#### What to work on:
In the copy, include every entry exactly but none of the images.

+ + + + +

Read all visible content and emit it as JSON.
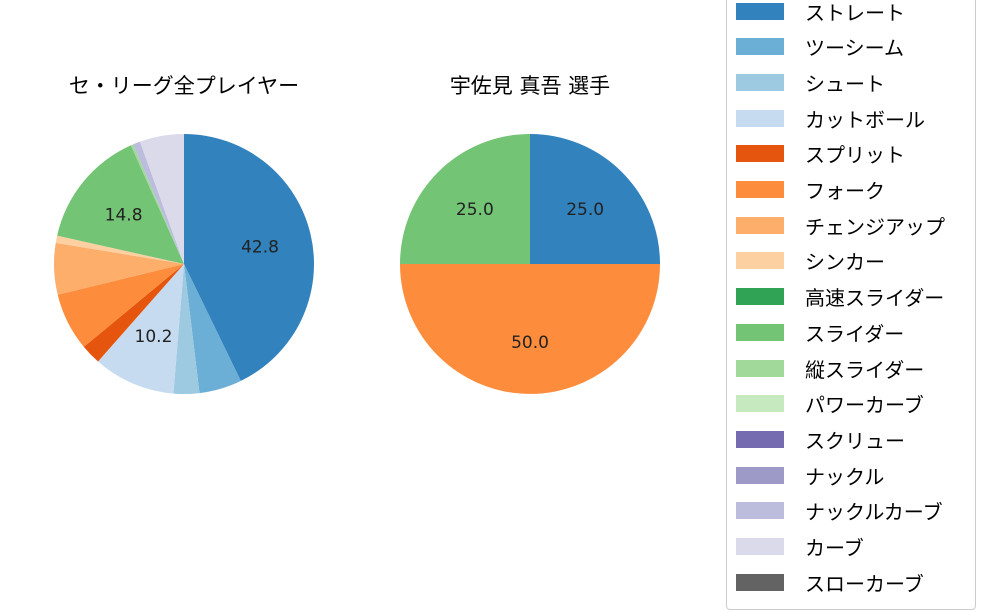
{
  "chart_data": [
    {
      "type": "pie",
      "title": "セ・リーグ全プレイヤー",
      "start_angle": 90,
      "direction": "clockwise",
      "categories": [
        "ストレート",
        "ツーシーム",
        "シュート",
        "カットボール",
        "スプリット",
        "フォーク",
        "チェンジアップ",
        "シンカー",
        "スライダー",
        "縦スライダー",
        "ナックルカーブ",
        "カーブ"
      ],
      "values": [
        42.8,
        5.3,
        3.2,
        10.2,
        2.5,
        7.2,
        6.4,
        0.9,
        14.8,
        0.3,
        0.9,
        5.5
      ],
      "colors": [
        "#3182bd",
        "#6baed6",
        "#9ecae1",
        "#c6dbef",
        "#e6550d",
        "#fd8d3c",
        "#fdae6b",
        "#fdd0a2",
        "#74c476",
        "#a1d99b",
        "#bcbddc",
        "#dadaeb"
      ],
      "labels_shown": {
        "ストレート": "42.8",
        "カットボール": "10.2",
        "スライダー": "14.8"
      }
    },
    {
      "type": "pie",
      "title": "宇佐見 真吾  選手",
      "start_angle": 90,
      "direction": "clockwise",
      "categories": [
        "ストレート",
        "フォーク",
        "スライダー"
      ],
      "values": [
        25.0,
        50.0,
        25.0
      ],
      "colors": [
        "#3182bd",
        "#fd8d3c",
        "#74c476"
      ],
      "labels_shown": {
        "ストレート": "25.0",
        "フォーク": "50.0",
        "スライダー": "25.0"
      }
    }
  ],
  "titles": {
    "left": "セ・リーグ全プレイヤー",
    "right": "宇佐見 真吾  選手"
  },
  "legend": {
    "items": [
      {
        "label": "ストレート",
        "color": "#3182bd"
      },
      {
        "label": "ツーシーム",
        "color": "#6baed6"
      },
      {
        "label": "シュート",
        "color": "#9ecae1"
      },
      {
        "label": "カットボール",
        "color": "#c6dbef"
      },
      {
        "label": "スプリット",
        "color": "#e6550d"
      },
      {
        "label": "フォーク",
        "color": "#fd8d3c"
      },
      {
        "label": "チェンジアップ",
        "color": "#fdae6b"
      },
      {
        "label": "シンカー",
        "color": "#fdd0a2"
      },
      {
        "label": "高速スライダー",
        "color": "#31a354"
      },
      {
        "label": "スライダー",
        "color": "#74c476"
      },
      {
        "label": "縦スライダー",
        "color": "#a1d99b"
      },
      {
        "label": "パワーカーブ",
        "color": "#c7e9c0"
      },
      {
        "label": "スクリュー",
        "color": "#756bb1"
      },
      {
        "label": "ナックル",
        "color": "#9e9ac8"
      },
      {
        "label": "ナックルカーブ",
        "color": "#bcbddc"
      },
      {
        "label": "カーブ",
        "color": "#dadaeb"
      },
      {
        "label": "スローカーブ",
        "color": "#636363"
      }
    ]
  }
}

+ + + + +

#### Written answer:
Read all visible content and emit it as JSON.
{
  "chart_data": [
    {
      "type": "pie",
      "title": "セ・リーグ全プレイヤー",
      "start_angle": 90,
      "direction": "clockwise",
      "categories": [
        "ストレート",
        "ツーシーム",
        "シュート",
        "カットボール",
        "スプリット",
        "フォーク",
        "チェンジアップ",
        "シンカー",
        "スライダー",
        "縦スライダー",
        "ナックルカーブ",
        "カーブ"
      ],
      "values": [
        42.8,
        5.3,
        3.2,
        10.2,
        2.5,
        7.2,
        6.4,
        0.9,
        14.8,
        0.3,
        0.9,
        5.5
      ],
      "colors": [
        "#3182bd",
        "#6baed6",
        "#9ecae1",
        "#c6dbef",
        "#e6550d",
        "#fd8d3c",
        "#fdae6b",
        "#fdd0a2",
        "#74c476",
        "#a1d99b",
        "#bcbddc",
        "#dadaeb"
      ],
      "labels_shown": {
        "ストレート": "42.8",
        "カットボール": "10.2",
        "スライダー": "14.8"
      }
    },
    {
      "type": "pie",
      "title": "宇佐見 真吾  選手",
      "start_angle": 90,
      "direction": "clockwise",
      "categories": [
        "ストレート",
        "フォーク",
        "スライダー"
      ],
      "values": [
        25.0,
        50.0,
        25.0
      ],
      "colors": [
        "#3182bd",
        "#fd8d3c",
        "#74c476"
      ],
      "labels_shown": {
        "ストレート": "25.0",
        "フォーク": "50.0",
        "スライダー": "25.0"
      }
    }
  ],
  "titles": {
    "left": "セ・リーグ全プレイヤー",
    "right": "宇佐見 真吾  選手"
  },
  "legend": {
    "items": [
      {
        "label": "ストレート",
        "color": "#3182bd"
      },
      {
        "label": "ツーシーム",
        "color": "#6baed6"
      },
      {
        "label": "シュート",
        "color": "#9ecae1"
      },
      {
        "label": "カットボール",
        "color": "#c6dbef"
      },
      {
        "label": "スプリット",
        "color": "#e6550d"
      },
      {
        "label": "フォーク",
        "color": "#fd8d3c"
      },
      {
        "label": "チェンジアップ",
        "color": "#fdae6b"
      },
      {
        "label": "シンカー",
        "color": "#fdd0a2"
      },
      {
        "label": "高速スライダー",
        "color": "#31a354"
      },
      {
        "label": "スライダー",
        "color": "#74c476"
      },
      {
        "label": "縦スライダー",
        "color": "#a1d99b"
      },
      {
        "label": "パワーカーブ",
        "color": "#c7e9c0"
      },
      {
        "label": "スクリュー",
        "color": "#756bb1"
      },
      {
        "label": "ナックル",
        "color": "#9e9ac8"
      },
      {
        "label": "ナックルカーブ",
        "color": "#bcbddc"
      },
      {
        "label": "カーブ",
        "color": "#dadaeb"
      },
      {
        "label": "スローカーブ",
        "color": "#636363"
      }
    ]
  }
}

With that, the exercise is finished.